Your task
Leave out the pictures and copy each record below exactly.
====== Dataset records ======
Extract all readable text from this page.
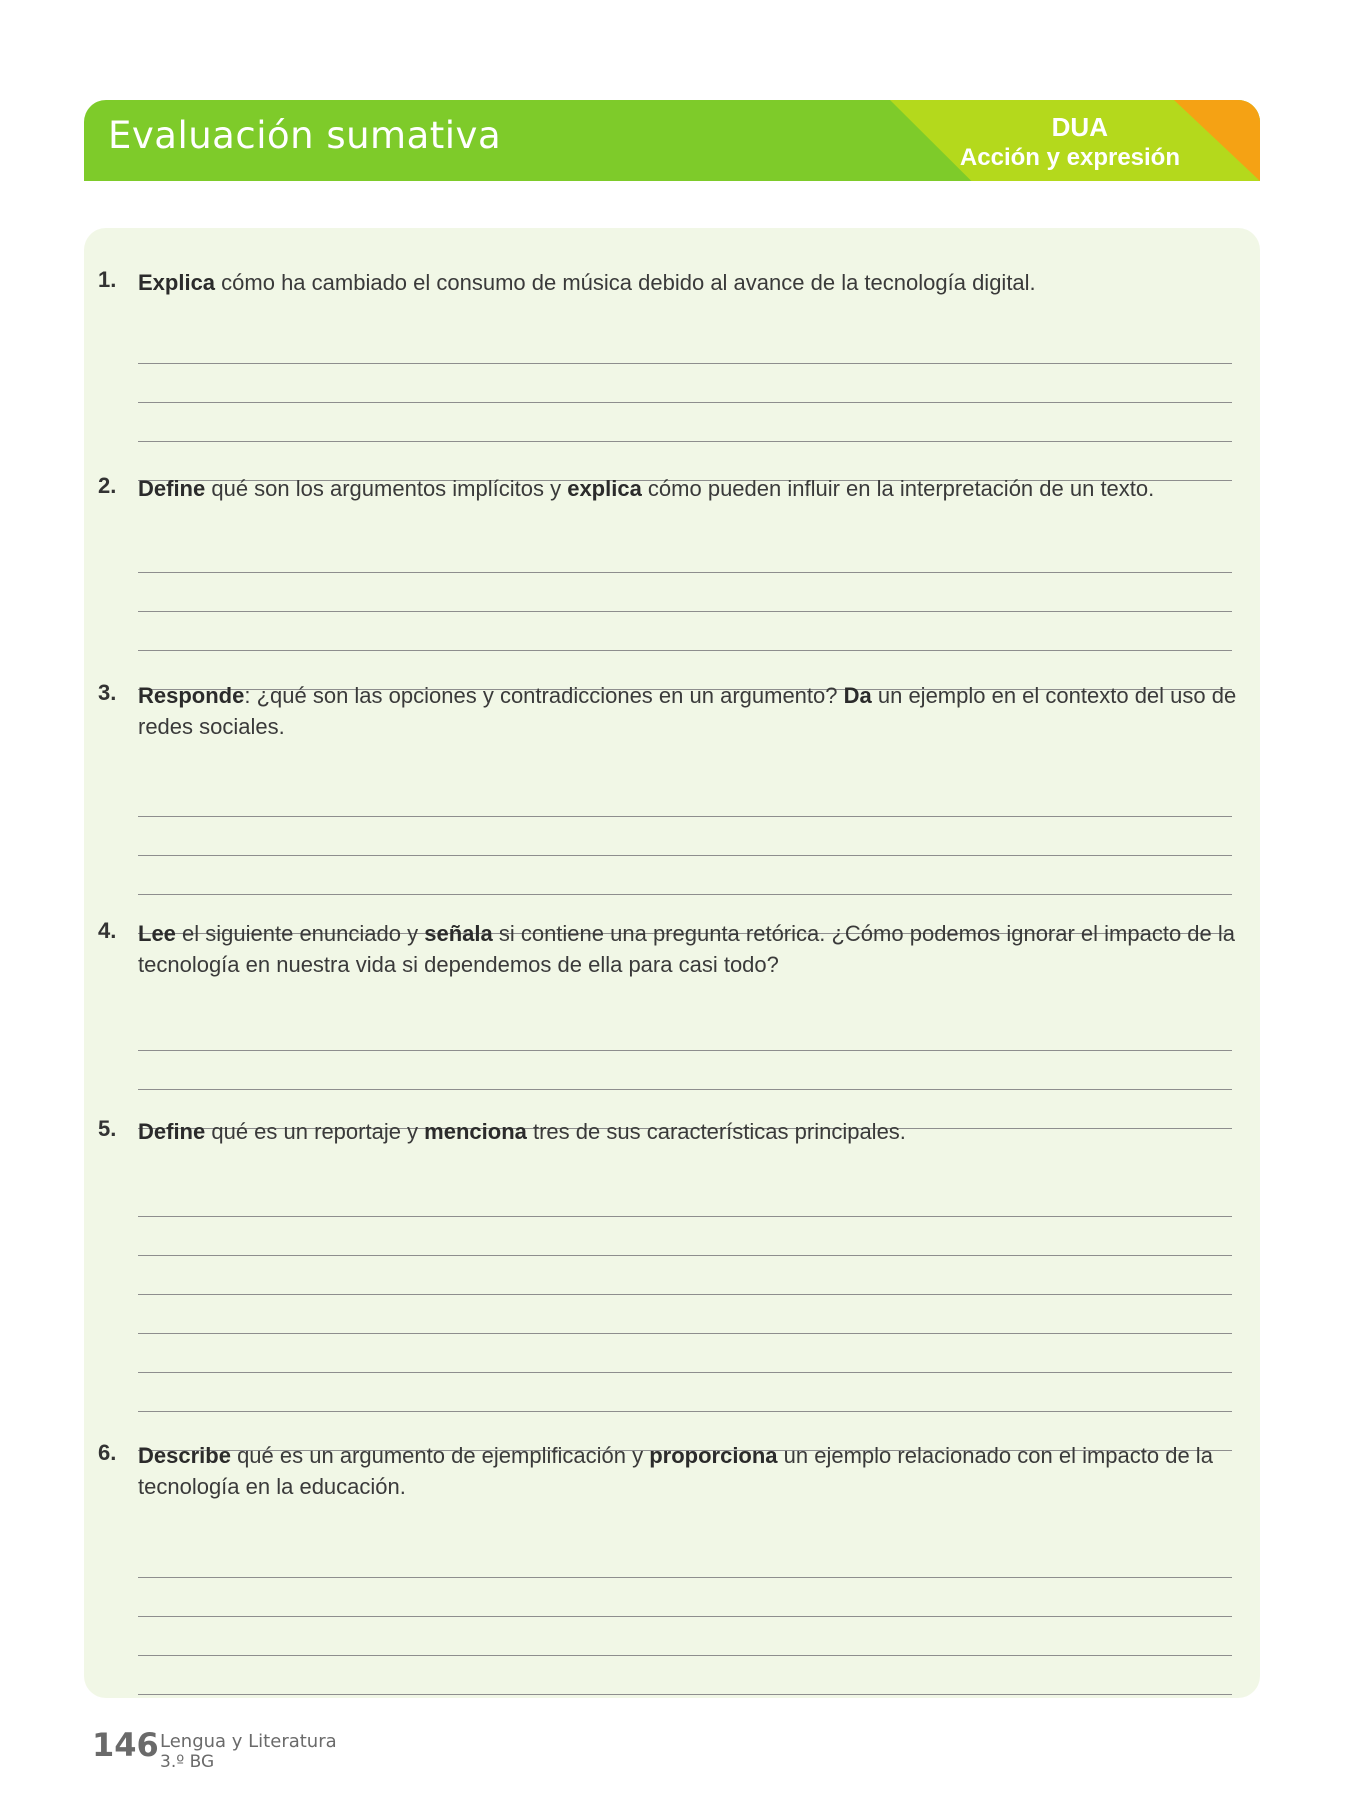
Evaluación sumativa	DUA
Acción y expresión
1. Explica cómo ha cambiado el consumo de música debido al avance de la tecnología digital.

2. Define qué son los argumentos implícitos y explica cómo pueden influir en la interpretación de un texto.

3. Responde: ¿qué son las opciones y contradicciones en un argumento? Da un ejemplo en el contexto del uso de redes sociales.

4. Lee el siguiente enunciado y señala si contiene una pregunta retórica. ¿Cómo podemos ignorar el impacto de la tecnología en nuestra vida si dependemos de ella para casi todo?

5. Define qué es un reportaje y menciona tres de sus características principales.

6. Describe qué es un argumento de ejemplificación y proporciona un ejemplo relacionado con el impacto de la tecnología en la educación.

146 Lengua y Literatura
3.º BG
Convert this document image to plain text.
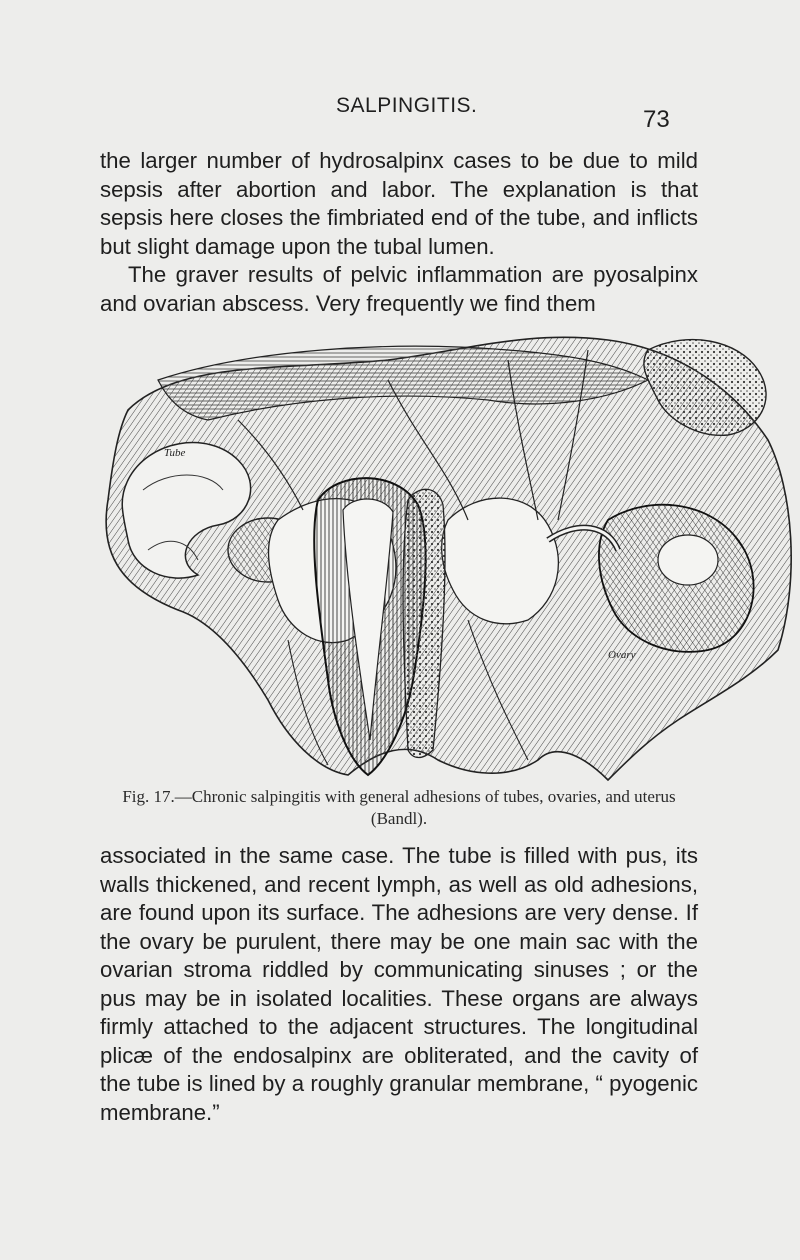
SALPINGITIS.
73

the larger number of hydrosalpinx cases to be due to mild sepsis after abortion and labor. The explanation is that sepsis here closes the fimbriated end of the tube, and inflicts but slight damage upon the tubal lumen.
The graver results of pelvic inflammation are pyosalpinx and ovarian abscess. Very frequently we find them

Tube
Ovary
Fig. 17.—Chronic salpingitis with general adhesions of tubes, ovaries, and uterus (Bandl).

associated in the same case. The tube is filled with pus, its walls thickened, and recent lymph, as well as old adhesions, are found upon its surface. The adhesions are very dense. If the ovary be purulent, there may be one main sac with the ovarian stroma riddled by communicating sinuses ; or the pus may be in isolated localities. These organs are always firmly attached to the adjacent structures. The longitudinal plicæ of the endosalpinx are obliterated, and the cavity of the tube is lined by a roughly granular membrane, “ pyogenic membrane.”
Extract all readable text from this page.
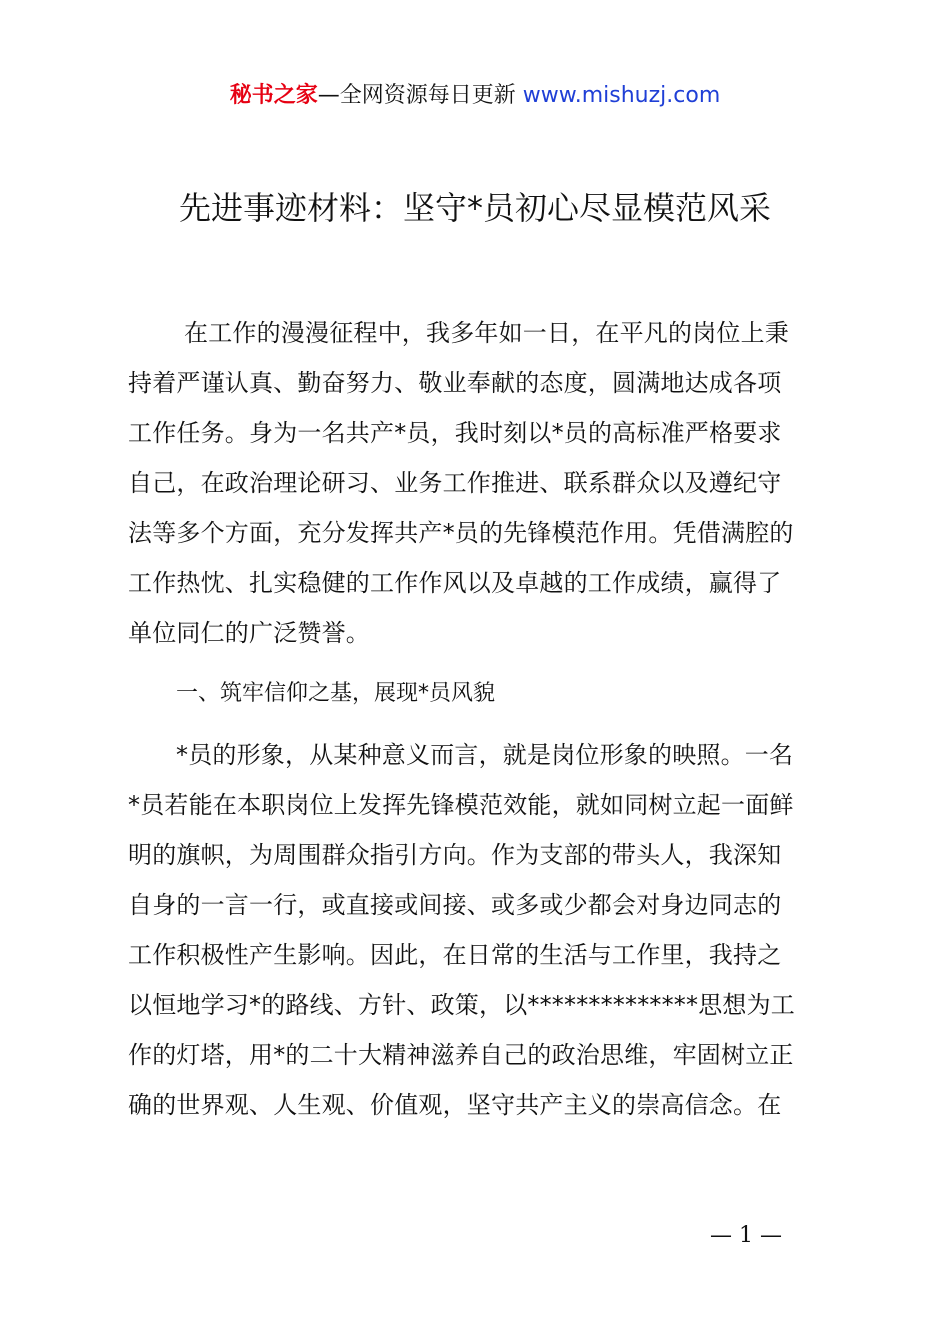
秘书之家—全网资源每日更新 www.mishuzj.com
先进事迹材料：坚守*员初心尽显模范风采
在工作的漫漫征程中，我多年如一日，在平凡的岗位上秉
持着严谨认真、勤奋努力、敬业奉献的态度，圆满地达成各项
工作任务。身为一名共产*员，我时刻以*员的高标准严格要求
自己，在政治理论研习、业务工作推进、联系群众以及遵纪守
法等多个方面，充分发挥共产*员的先锋模范作用。凭借满腔的
工作热忱、扎实稳健的工作作风以及卓越的工作成绩，赢得了
单位同仁的广泛赞誉。
一、筑牢信仰之基，展现*员风貌
*员的形象，从某种意义而言，就是岗位形象的映照。一名
*员若能在本职岗位上发挥先锋模范效能，就如同树立起一面鲜
明的旗帜，为周围群众指引方向。作为支部的带头人，我深知
自身的一言一行，或直接或间接、或多或少都会对身边同志的
工作积极性产生影响。因此，在日常的生活与工作里，我持之
以恒地学习*的路线、方针、政策，以**************思想为工
作的灯塔，用*的二十大精神滋养自己的政治思维，牢固树立正
确的世界观、人生观、价值观，坚守共产主义的崇高信念。在
— 1 —
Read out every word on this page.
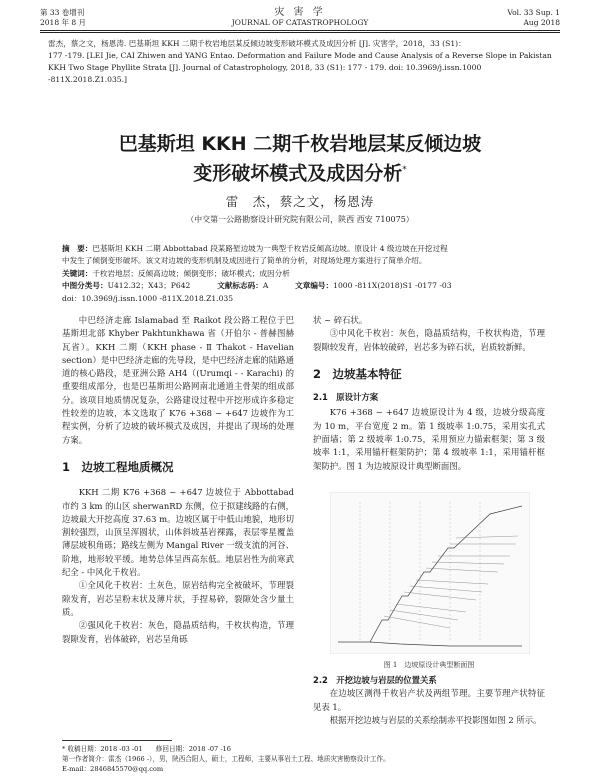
第 33 卷增刊
2018 年 8 月
灾 害 学
JOURNAL OF CATASTROPHOLOGY
Vol. 33 Sup. 1
Aug 2018
雷杰，蔡之文，杨恩涛. 巴基斯坦 KKH 二期千枚岩地层某反倾边坡变形破坏模式及成因分析 [J]. 灾害学，2018，33 (S1)：
177 -179. [LEI Jie, CAI Zhiwen and YANG Entao. Deformation and Failure Mode and Cause Analysis of a Reverse Slope in Pakistan
KKH Two Stage Phyllite Strata [J]. Journal of Catastrophology, 2018, 33 (S1): 177 - 179. doi: 10.3969/j.issn.1000
-811X.2018.Z1.035.]
巴基斯坦 KKH 二期千枚岩地层某反倾边坡
变形破坏模式及成因分析*
雷　杰，蔡之文，杨恩涛
（中交第一公路勘察设计研究院有限公司，陕西 西安 710075）
摘　要：巴基斯坦 KKH 二期 Abbottabad 段某路堑边坡为一典型千枚岩反倾高边坡。原设计 4 级边坡在开挖过程
中发生了倾倒变形破坏。该文对边坡的变形机制及成因进行了简单的分析，对现场处理方案进行了简单介绍。
关键词：千枚岩地层；反倾高边坡；倾倒变形；破坏模式；成因分析
中图分类号：U412.32；X43；P642	文献标志码：A	文章编号：1000 -811X(2018)S1 -0177 -03
doi：10.3969/j.issn.1000 -811X.2018.Z1.035

中巴经济走廊 Islamabad 至 Raikot 段公路工程位于巴基斯坦北部 Khyber Pakhtunkhawa 省（开伯尔 - 普赫图赫瓦省）。KKH 二期（KKH phase - Ⅱ Thakot - Havelian section）是中巴经济走廊的先导段，是中巴经济走廊的陆路通道的核心路段，是亚洲公路 AH4（(Urumqi - - Karachi) 的重要组成部分，也是巴基斯坦公路网南北通道主骨架的组成部分。该项目地质情况复杂，公路建设过程中开挖形成许多稳定性较差的边坡，本文选取了 K76 +368 ~ +647 边坡作为工程实例，分析了边坡的破坏模式及成因，并提出了现场的处理方案。

1　边坡工程地质概况

KKH 二期 K76 +368 ~ +647 边坡位于 Abbottabad 市约 3 km 的山区 sherwanRD 东侧，位于拟建线路的右侧，边坡最大开挖高度 37.63 m。边坡区属于中低山地貌，地形切割较强烈，山顶呈浑圆状，山体斜坡基岩裸露，表层零星覆盖薄层坡积角砾；路线左侧为 Mangal River 一级支流的河谷、阶地，地形较平缓。地势总体呈西高东低。地层岩性为前寒武纪全 - 中风化千枚岩。

①全风化千枚岩：土灰色，原岩结构完全被破坏，节理裂隙发育，岩芯呈粉末状及薄片状，手捏易碎，裂隙处含少量土质。

②强风化千枚岩：灰色，隐晶质结构，千枚状构造，节理裂隙发育，岩体破碎，岩芯呈角砾

状 ~ 碎石状。

③中风化千枚岩：灰色，隐晶质结构，千枚状构造，节理裂隙较发育，岩体较破碎，岩芯多为碎石状，岩质较新鲜。

2　边坡基本特征
2.1　原设计方案

K76 +368 ~ +647 边坡原设计为 4 级，边坡分级高度为 10 m，平台宽度 2 m。第 1 级坡率 1:0.75，采用实孔式护面墙；第 2 级坡率 1:0.75，采用预应力锚索框架；第 3 级坡率 1:1，采用锚杆框架防护；第 4 级坡率 1:1，采用锚杆框架防护。图 1 为边坡原设计典型断面图。

图 1　边坡原设计典型断面图
2.2　开挖边坡与岩层的位置关系

在边坡区测得千枚岩产状及两组节理。主要节理产状特征见表 1。

根据开挖边坡与岩层的关系绘制赤平投影图如图 2 所示。

* 收稿日期：2018 -03 -01　　修回日期：2018 -07 -16
第一作者简介：雷杰（1966 -），男，陕西合阳人，硕士，工程师，主要从事岩土工程、地质灾害勘察设计工作。
E-mail：2846845570@qq.com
======
Correct output
Extract all readable text from this page.
Evaluación sumativa	DUA
Acción y expresión
1. Explica cómo ha cambiado el consumo de música debido al avance de la tecnología digital.

2. Define qué son los argumentos implícitos y explica cómo pueden influir en la interpretación de un texto.

3. Responde: ¿qué son las opciones y contradicciones en un argumento? Da un ejemplo en el contexto del uso de redes sociales.

4. Lee el siguiente enunciado y señala si contiene una pregunta retórica. ¿Cómo podemos ignorar el impacto de la tecnología en nuestra vida si dependemos de ella para casi todo?

5. Define qué es un reportaje y menciona tres de sus características principales.

6. Describe qué es un argumento de ejemplificación y proporciona un ejemplo relacionado con el impacto de la tecnología en la educación.

146 Lengua y Literatura
3.º BG
Convert this document image to plain text.
SALPINGITIS.
73

the larger number of hydrosalpinx cases to be due to mild sepsis after abortion and labor. The explanation is that sepsis here closes the fimbriated end of the tube, and inflicts but slight damage upon the tubal lumen.
The graver results of pelvic inflammation are pyosalpinx and ovarian abscess. Very frequently we find them

Tube
Ovary
Fig. 17.—Chronic salpingitis with general adhesions of tubes, ovaries, and uterus (Bandl).

associated in the same case. The tube is filled with pus, its walls thickened, and recent lymph, as well as old adhesions, are found upon its surface. The adhesions are very dense. If the ovary be purulent, there may be one main sac with the ovarian stroma riddled by communicating sinuses ; or the pus may be in isolated localities. These organs are always firmly attached to the adjacent structures. The longitudinal plicæ of the endosalpinx are obliterated, and the cavity of the tube is lined by a roughly granular membrane, “ pyogenic membrane.”
Extract all readable text from this page.
秘书之家—全网资源每日更新 www.mishuzj.com
先进事迹材料：坚守*员初心尽显模范风采
在工作的漫漫征程中，我多年如一日，在平凡的岗位上秉
持着严谨认真、勤奋努力、敬业奉献的态度，圆满地达成各项
工作任务。身为一名共产*员，我时刻以*员的高标准严格要求
自己，在政治理论研习、业务工作推进、联系群众以及遵纪守
法等多个方面，充分发挥共产*员的先锋模范作用。凭借满腔的
工作热忱、扎实稳健的工作作风以及卓越的工作成绩，赢得了
单位同仁的广泛赞誉。
一、筑牢信仰之基，展现*员风貌
*员的形象，从某种意义而言，就是岗位形象的映照。一名
*员若能在本职岗位上发挥先锋模范效能，就如同树立起一面鲜
明的旗帜，为周围群众指引方向。作为支部的带头人，我深知
自身的一言一行，或直接或间接、或多或少都会对身边同志的
工作积极性产生影响。因此，在日常的生活与工作里，我持之
以恒地学习*的路线、方针、政策，以**************思想为工
作的灯塔，用*的二十大精神滋养自己的政治思维，牢固树立正
确的世界观、人生观、价值观，坚守共产主义的崇高信念。在
— 1 —
Read out every word on this page.
第 33 卷增刊
2018 年 8 月
灾 害 学
JOURNAL OF CATASTROPHOLOGY
Vol. 33 Sup. 1
Aug 2018
雷杰，蔡之文，杨恩涛. 巴基斯坦 KKH 二期千枚岩地层某反倾边坡变形破坏模式及成因分析 [J]. 灾害学，2018，33 (S1)：
177 -179. [LEI Jie, CAI Zhiwen and YANG Entao. Deformation and Failure Mode and Cause Analysis of a Reverse Slope in Pakistan
KKH Two Stage Phyllite Strata [J]. Journal of Catastrophology, 2018, 33 (S1): 177 - 179. doi: 10.3969/j.issn.1000
-811X.2018.Z1.035.]
巴基斯坦 KKH 二期千枚岩地层某反倾边坡
变形破坏模式及成因分析*
雷　杰，蔡之文，杨恩涛
（中交第一公路勘察设计研究院有限公司，陕西 西安 710075）
摘　要：巴基斯坦 KKH 二期 Abbottabad 段某路堑边坡为一典型千枚岩反倾高边坡。原设计 4 级边坡在开挖过程
中发生了倾倒变形破坏。该文对边坡的变形机制及成因进行了简单的分析，对现场处理方案进行了简单介绍。
关键词：千枚岩地层；反倾高边坡；倾倒变形；破坏模式；成因分析
中图分类号：U412.32；X43；P642	文献标志码：A	文章编号：1000 -811X(2018)S1 -0177 -03
doi：10.3969/j.issn.1000 -811X.2018.Z1.035

中巴经济走廊 Islamabad 至 Raikot 段公路工程位于巴基斯坦北部 Khyber Pakhtunkhawa 省（开伯尔 - 普赫图赫瓦省）。KKH 二期（KKH phase - Ⅱ Thakot - Havelian section）是中巴经济走廊的先导段，是中巴经济走廊的陆路通道的核心路段，是亚洲公路 AH4（(Urumqi - - Karachi) 的重要组成部分，也是巴基斯坦公路网南北通道主骨架的组成部分。该项目地质情况复杂，公路建设过程中开挖形成许多稳定性较差的边坡，本文选取了 K76 +368 ~ +647 边坡作为工程实例，分析了边坡的破坏模式及成因，并提出了现场的处理方案。

1　边坡工程地质概况

KKH 二期 K76 +368 ~ +647 边坡位于 Abbottabad 市约 3 km 的山区 sherwanRD 东侧，位于拟建线路的右侧，边坡最大开挖高度 37.63 m。边坡区属于中低山地貌，地形切割较强烈，山顶呈浑圆状，山体斜坡基岩裸露，表层零星覆盖薄层坡积角砾；路线左侧为 Mangal River 一级支流的河谷、阶地，地形较平缓。地势总体呈西高东低。地层岩性为前寒武纪全 - 中风化千枚岩。

①全风化千枚岩：土灰色，原岩结构完全被破坏，节理裂隙发育，岩芯呈粉末状及薄片状，手捏易碎，裂隙处含少量土质。

②强风化千枚岩：灰色，隐晶质结构，千枚状构造，节理裂隙发育，岩体破碎，岩芯呈角砾

状 ~ 碎石状。

③中风化千枚岩：灰色，隐晶质结构，千枚状构造，节理裂隙较发育，岩体较破碎，岩芯多为碎石状，岩质较新鲜。

2　边坡基本特征
2.1　原设计方案

K76 +368 ~ +647 边坡原设计为 4 级，边坡分级高度为 10 m，平台宽度 2 m。第 1 级坡率 1:0.75，采用实孔式护面墙；第 2 级坡率 1:0.75，采用预应力锚索框架；第 3 级坡率 1:1，采用锚杆框架防护；第 4 级坡率 1:1，采用锚杆框架防护。图 1 为边坡原设计典型断面图。

图 1　边坡原设计典型断面图
2.2　开挖边坡与岩层的位置关系

在边坡区测得千枚岩产状及两组节理。主要节理产状特征见表 1。

根据开挖边坡与岩层的关系绘制赤平投影图如图 2 所示。

* 收稿日期：2018 -03 -01　　修回日期：2018 -07 -16
第一作者简介：雷杰（1966 -），男，陕西合阳人，硕士，工程师，主要从事岩土工程、地质灾害勘察设计工作。
E-mail：2846845570@qq.com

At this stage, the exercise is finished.